▶ [Set problem]:
Your job is to restate each entry word for word.

-- Begin Data in this exercise --

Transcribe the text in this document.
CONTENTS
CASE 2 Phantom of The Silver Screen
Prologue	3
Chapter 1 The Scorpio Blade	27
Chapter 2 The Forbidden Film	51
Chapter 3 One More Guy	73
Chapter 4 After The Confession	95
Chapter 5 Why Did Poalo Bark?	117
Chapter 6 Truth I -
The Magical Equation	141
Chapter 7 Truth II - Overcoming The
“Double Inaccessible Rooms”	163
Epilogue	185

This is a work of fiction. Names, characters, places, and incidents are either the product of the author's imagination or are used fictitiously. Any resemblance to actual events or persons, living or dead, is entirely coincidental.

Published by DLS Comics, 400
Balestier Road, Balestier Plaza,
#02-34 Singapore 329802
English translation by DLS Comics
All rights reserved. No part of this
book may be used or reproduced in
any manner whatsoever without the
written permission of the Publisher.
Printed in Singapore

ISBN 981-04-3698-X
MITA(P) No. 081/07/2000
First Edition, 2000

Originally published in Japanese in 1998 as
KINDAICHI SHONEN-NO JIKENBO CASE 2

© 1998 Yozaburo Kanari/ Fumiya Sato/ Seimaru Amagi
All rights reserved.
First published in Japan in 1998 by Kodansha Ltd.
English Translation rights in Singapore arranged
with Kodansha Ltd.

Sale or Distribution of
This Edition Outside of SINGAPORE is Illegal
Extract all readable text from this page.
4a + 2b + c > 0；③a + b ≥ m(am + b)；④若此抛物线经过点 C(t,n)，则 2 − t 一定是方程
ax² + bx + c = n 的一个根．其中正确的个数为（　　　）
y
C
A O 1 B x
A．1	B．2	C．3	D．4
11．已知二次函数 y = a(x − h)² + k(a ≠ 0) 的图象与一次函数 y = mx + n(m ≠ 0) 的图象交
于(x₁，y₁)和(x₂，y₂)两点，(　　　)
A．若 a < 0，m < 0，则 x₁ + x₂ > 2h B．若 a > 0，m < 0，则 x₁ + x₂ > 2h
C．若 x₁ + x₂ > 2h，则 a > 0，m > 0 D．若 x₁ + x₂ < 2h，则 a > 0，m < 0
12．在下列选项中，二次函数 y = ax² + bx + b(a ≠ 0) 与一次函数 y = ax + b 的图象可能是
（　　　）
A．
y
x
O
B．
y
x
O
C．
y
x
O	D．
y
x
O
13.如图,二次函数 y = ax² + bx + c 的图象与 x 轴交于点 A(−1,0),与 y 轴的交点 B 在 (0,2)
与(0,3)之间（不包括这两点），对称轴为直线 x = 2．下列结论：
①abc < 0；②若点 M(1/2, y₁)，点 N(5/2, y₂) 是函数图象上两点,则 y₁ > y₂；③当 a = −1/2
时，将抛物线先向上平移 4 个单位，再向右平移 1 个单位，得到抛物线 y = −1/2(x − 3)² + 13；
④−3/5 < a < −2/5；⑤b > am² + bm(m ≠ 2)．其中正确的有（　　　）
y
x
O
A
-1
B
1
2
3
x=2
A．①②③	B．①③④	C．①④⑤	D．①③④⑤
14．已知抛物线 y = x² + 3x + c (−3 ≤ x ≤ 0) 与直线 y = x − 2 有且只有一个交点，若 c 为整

-- End Data in this exercise --

▶ [Output]:
Transcribe the text in this document.
CONTENTS
CASE 2 Phantom of The Silver Screen
Prologue	3
Chapter 1 The Scorpio Blade	27
Chapter 2 The Forbidden Film	51
Chapter 3 One More Guy	73
Chapter 4 After The Confession	95
Chapter 5 Why Did Poalo Bark?	117
Chapter 6 Truth I -
The Magical Equation	141
Chapter 7 Truth II - Overcoming The
“Double Inaccessible Rooms”	163
Epilogue	185

This is a work of fiction. Names, characters, places, and incidents are either the product of the author's imagination or are used fictitiously. Any resemblance to actual events or persons, living or dead, is entirely coincidental.

Published by DLS Comics, 400
Balestier Road, Balestier Plaza,
#02-34 Singapore 329802
English translation by DLS Comics
All rights reserved. No part of this
book may be used or reproduced in
any manner whatsoever without the
written permission of the Publisher.
Printed in Singapore

ISBN 981-04-3698-X
MITA(P) No. 081/07/2000
First Edition, 2000

Originally published in Japanese in 1998 as
KINDAICHI SHONEN-NO JIKENBO CASE 2

© 1998 Yozaburo Kanari/ Fumiya Sato/ Seimaru Amagi
All rights reserved.
First published in Japan in 1998 by Kodansha Ltd.
English Translation rights in Singapore arranged
with Kodansha Ltd.

Sale or Distribution of
This Edition Outside of SINGAPORE is Illegal
Extract all readable text from this page.
4a + 2b + c > 0；③a + b ≥ m(am + b)；④若此抛物线经过点 C(t,n)，则 2 − t 一定是方程
ax² + bx + c = n 的一个根．其中正确的个数为（　　　）
y
C
A O 1 B x
A．1	B．2	C．3	D．4
11．已知二次函数 y = a(x − h)² + k(a ≠ 0) 的图象与一次函数 y = mx + n(m ≠ 0) 的图象交
于(x₁，y₁)和(x₂，y₂)两点，(　　　)
A．若 a < 0，m < 0，则 x₁ + x₂ > 2h B．若 a > 0，m < 0，则 x₁ + x₂ > 2h
C．若 x₁ + x₂ > 2h，则 a > 0，m > 0 D．若 x₁ + x₂ < 2h，则 a > 0，m < 0
12．在下列选项中，二次函数 y = ax² + bx + b(a ≠ 0) 与一次函数 y = ax + b 的图象可能是
（　　　）
A．
y
x
O
B．
y
x
O
C．
y
x
O	D．
y
x
O
13.如图,二次函数 y = ax² + bx + c 的图象与 x 轴交于点 A(−1,0),与 y 轴的交点 B 在 (0,2)
与(0,3)之间（不包括这两点），对称轴为直线 x = 2．下列结论：
①abc < 0；②若点 M(1/2, y₁)，点 N(5/2, y₂) 是函数图象上两点,则 y₁ > y₂；③当 a = −1/2
时，将抛物线先向上平移 4 个单位，再向右平移 1 个单位，得到抛物线 y = −1/2(x − 3)² + 13；
④−3/5 < a < −2/5；⑤b > am² + bm(m ≠ 2)．其中正确的有（　　　）
y
x
O
A
-1
B
1
2
3
x=2
A．①②③	B．①③④	C．①④⑤	D．①③④⑤
14．已知抛物线 y = x² + 3x + c (−3 ≤ x ≤ 0) 与直线 y = x − 2 有且只有一个交点，若 c 为整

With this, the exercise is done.